#### AIM OF THE TASK:
Report every line of the records that contains the word "NADALENC".

Page image transcription data:
┌────────

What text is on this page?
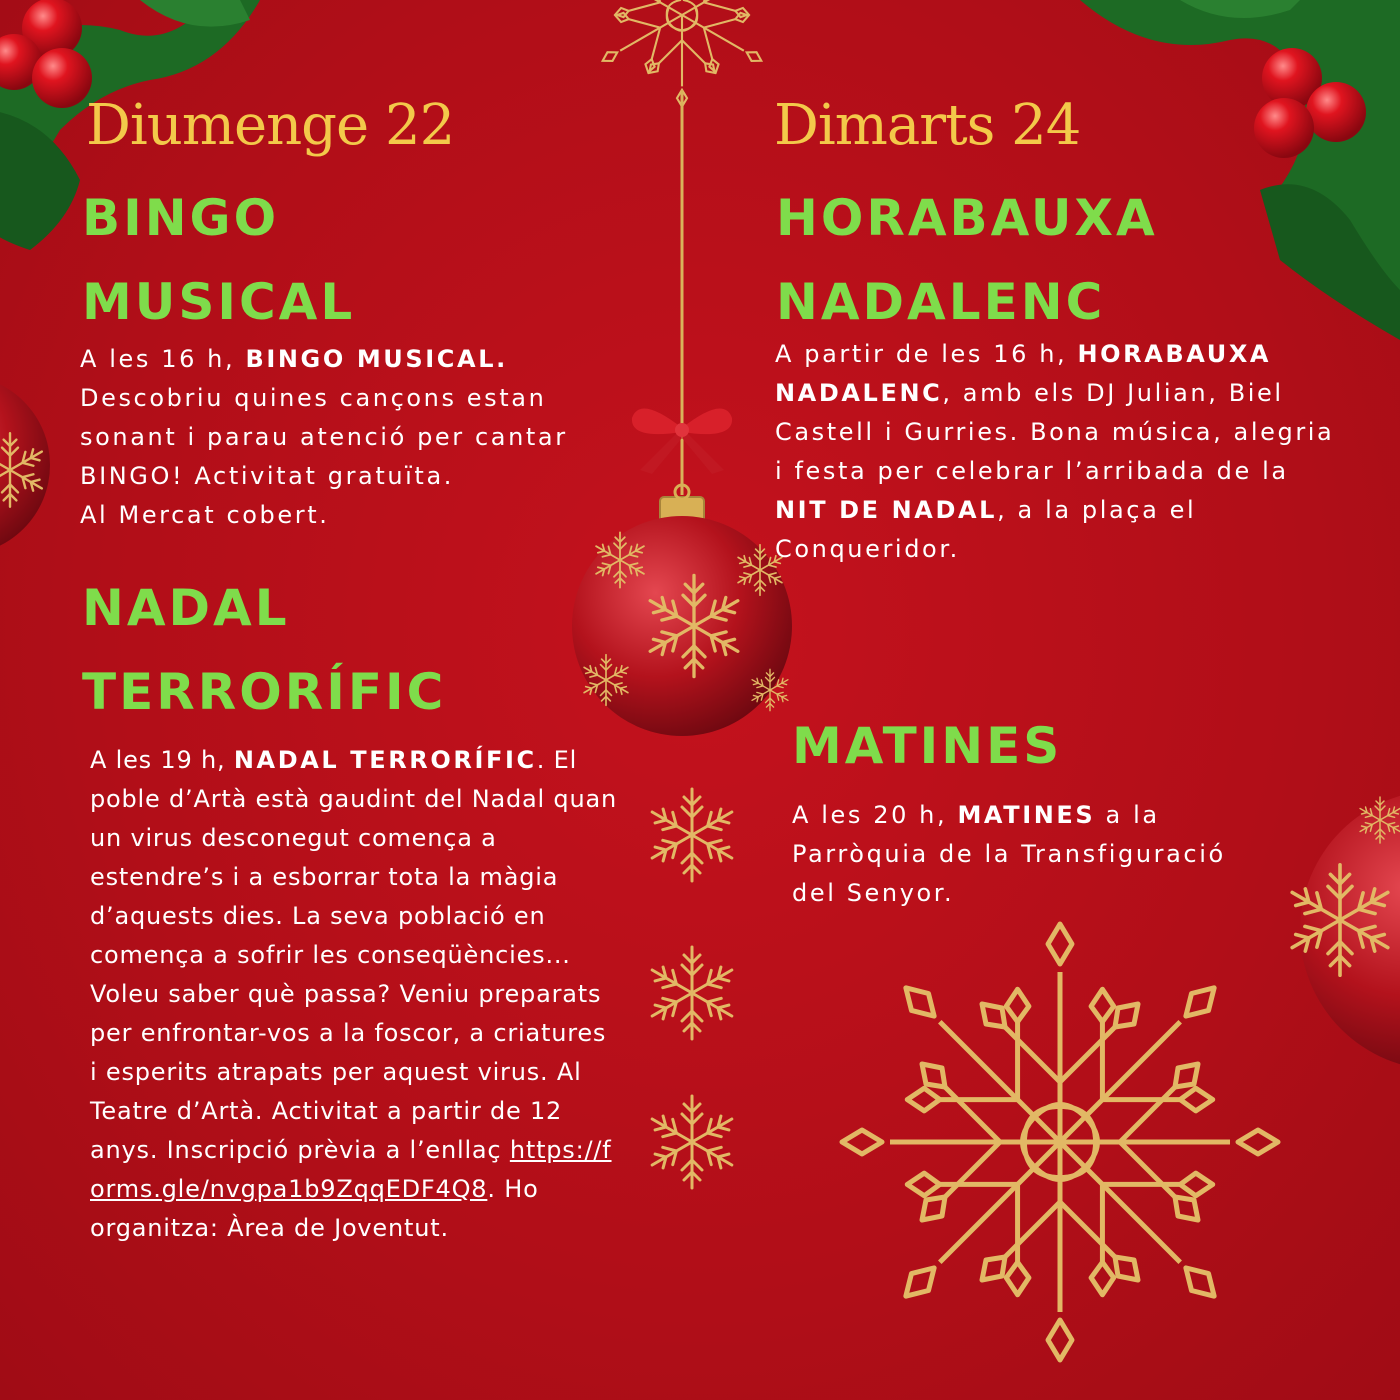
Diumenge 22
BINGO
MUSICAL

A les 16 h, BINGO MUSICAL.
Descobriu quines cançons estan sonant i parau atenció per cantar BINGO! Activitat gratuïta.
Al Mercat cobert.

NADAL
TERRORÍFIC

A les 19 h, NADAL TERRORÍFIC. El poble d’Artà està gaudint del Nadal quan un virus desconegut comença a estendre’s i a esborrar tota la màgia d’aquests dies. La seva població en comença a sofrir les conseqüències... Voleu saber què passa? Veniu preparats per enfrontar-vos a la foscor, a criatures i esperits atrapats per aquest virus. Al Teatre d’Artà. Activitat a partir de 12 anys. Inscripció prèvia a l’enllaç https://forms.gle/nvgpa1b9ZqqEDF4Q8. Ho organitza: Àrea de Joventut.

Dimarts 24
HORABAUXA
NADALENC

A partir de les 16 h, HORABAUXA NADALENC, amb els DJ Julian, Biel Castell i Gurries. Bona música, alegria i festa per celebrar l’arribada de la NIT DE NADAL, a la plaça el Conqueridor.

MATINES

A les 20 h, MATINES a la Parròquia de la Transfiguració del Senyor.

└────────

#### SOLUTION TO THE EXERCISE:
NADALENC
A partir de les 16 h, HORABAUXA NADALENC, amb els DJ Julian, Biel Castell i Gurries. Bona música, alegria i festa per celebrar l’arribada de la NIT DE NADAL, a la plaça el Conqueridor.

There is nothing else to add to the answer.